::: MATERIAL TO PROCESS

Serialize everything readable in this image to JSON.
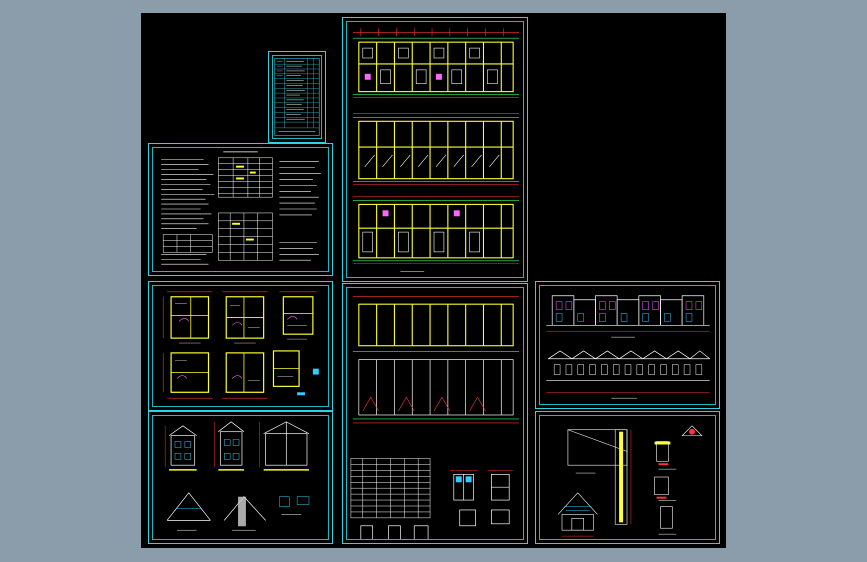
{
  "window": {
    "title": "",
    "background": "#8b9dab",
    "model_space_color": "#000000"
  },
  "colors": {
    "frame": "#2fd3e0",
    "wall": "#ffff33",
    "dim": "#ff3333",
    "axis": "#33ff66",
    "line": "#ffffff",
    "room": "#ff66ff",
    "accent": "#33ccff"
  },
  "sheets": [
    {
      "id": "drawing-index",
      "kind": "title-block-table"
    },
    {
      "id": "design-notes",
      "kind": "notes-and-schedule"
    },
    {
      "id": "typical-unit-plans",
      "kind": "unit-plans"
    },
    {
      "id": "unit-elevations-sections",
      "kind": "elevations-and-sections"
    },
    {
      "id": "floor-plans-1-3",
      "kind": "row-house-floor-plans"
    },
    {
      "id": "roof-plan-door-window-schedule",
      "kind": "plan-and-schedule"
    },
    {
      "id": "row-elevations",
      "kind": "street-elevations"
    },
    {
      "id": "wall-details",
      "kind": "construction-details"
    }
  ]
}
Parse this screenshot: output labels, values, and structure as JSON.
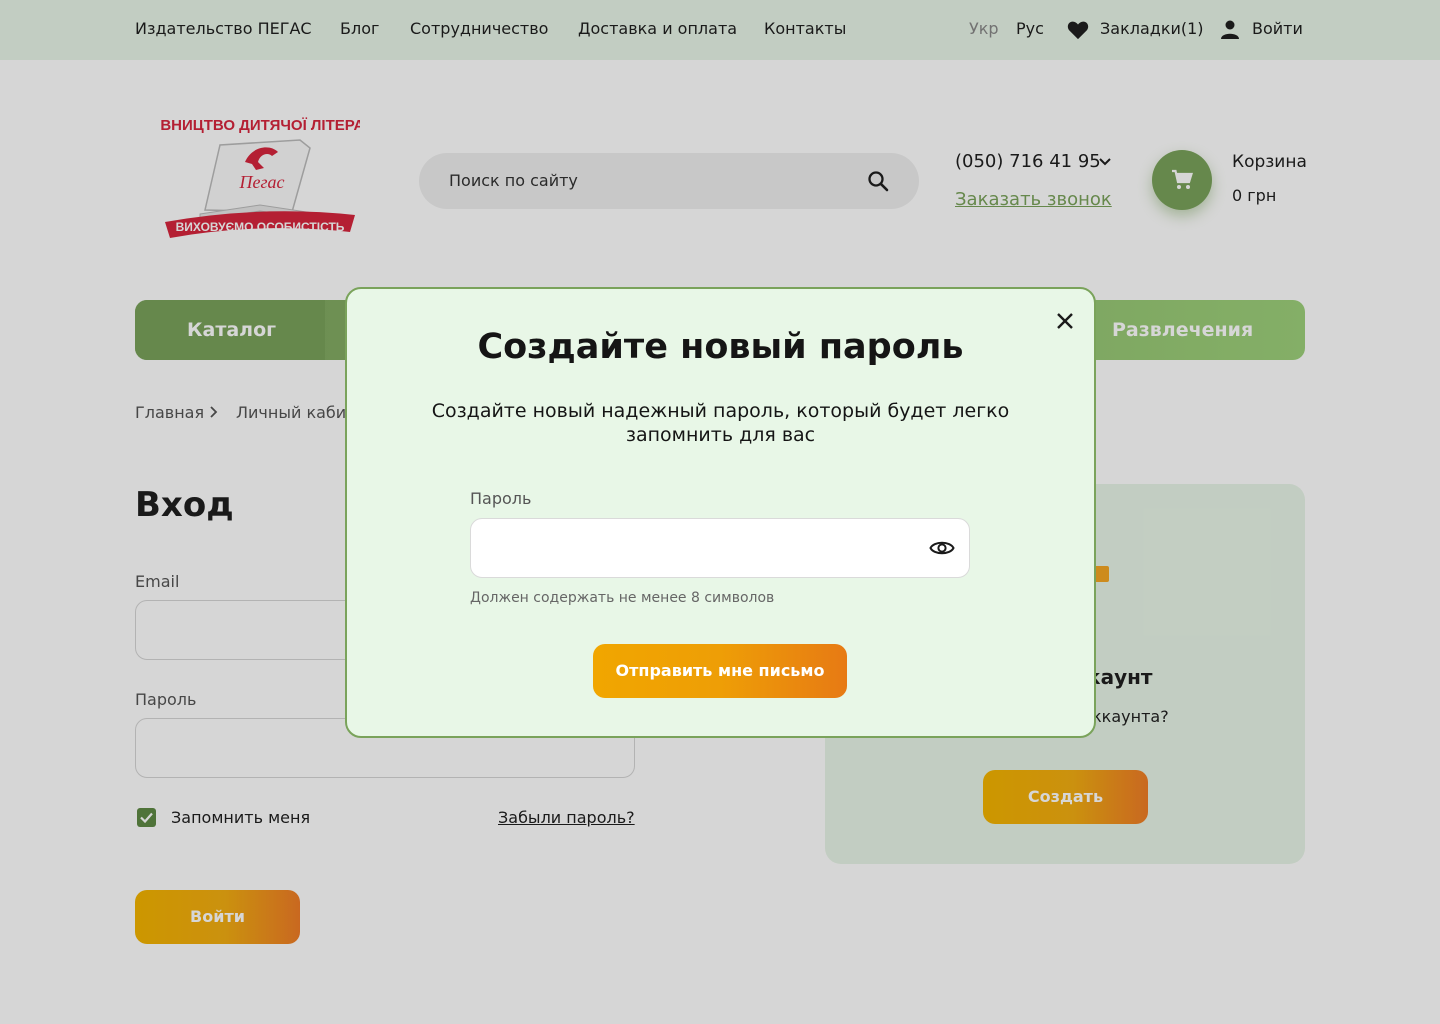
{
  "top_nav": {
    "items": [
      "Издательство ПЕГАС",
      "Блог",
      "Сотрудничество",
      "Доставка и оплата",
      "Контакты"
    ],
    "lang_ukr": "Укр",
    "lang_rus": "Рус",
    "bookmarks": "Закладки(1)",
    "login": "Войти"
  },
  "logo": {
    "top_text": "ВИДАВНИЦТВО ДИТЯЧОЇ ЛІТЕРАТУРИ",
    "name": "Пегас",
    "ribbon_text": "ВИХОВУЄМО ОСОБИСТІСТЬ"
  },
  "header": {
    "search_placeholder": "Поиск по сайту",
    "phone": "(050) 716 41 95",
    "callback": "Заказать звонок",
    "cart_label": "Корзина",
    "cart_total": "0 грн"
  },
  "menu": {
    "catalog": "Каталог",
    "entertainment": "Развлечения"
  },
  "breadcrumbs": {
    "home": "Главная",
    "current": "Личный каби"
  },
  "login_form": {
    "title": "Вход",
    "email_label": "Email",
    "password_label": "Пароль",
    "remember": "Запомнить меня",
    "forgot": "Забыли пароль?",
    "submit": "Войти"
  },
  "register_card": {
    "title": "каунт",
    "question": "ккаунта?",
    "button": "Создать"
  },
  "modal": {
    "title": "Создайте новый пароль",
    "subtitle": "Создайте новый надежный пароль, который будет легко запомнить для вас",
    "password_label": "Пароль",
    "password_value": "",
    "hint": "Должен содержать не менее 8 символов",
    "submit": "Отправить мне письмо"
  },
  "colors": {
    "accent_green": "#7aa35b",
    "topbar_bg": "#e8f5e7",
    "modal_bg": "#e8f7e7",
    "button_orange_start": "#f1a600",
    "button_orange_end": "#e77a14",
    "logo_red": "#d7263d"
  }
}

::::::

§ **TASK DESCRIPTION**: Say how many lines in the records hold the string "sections", and say nothing else.

§ **THE COMPLETED TASK**: 2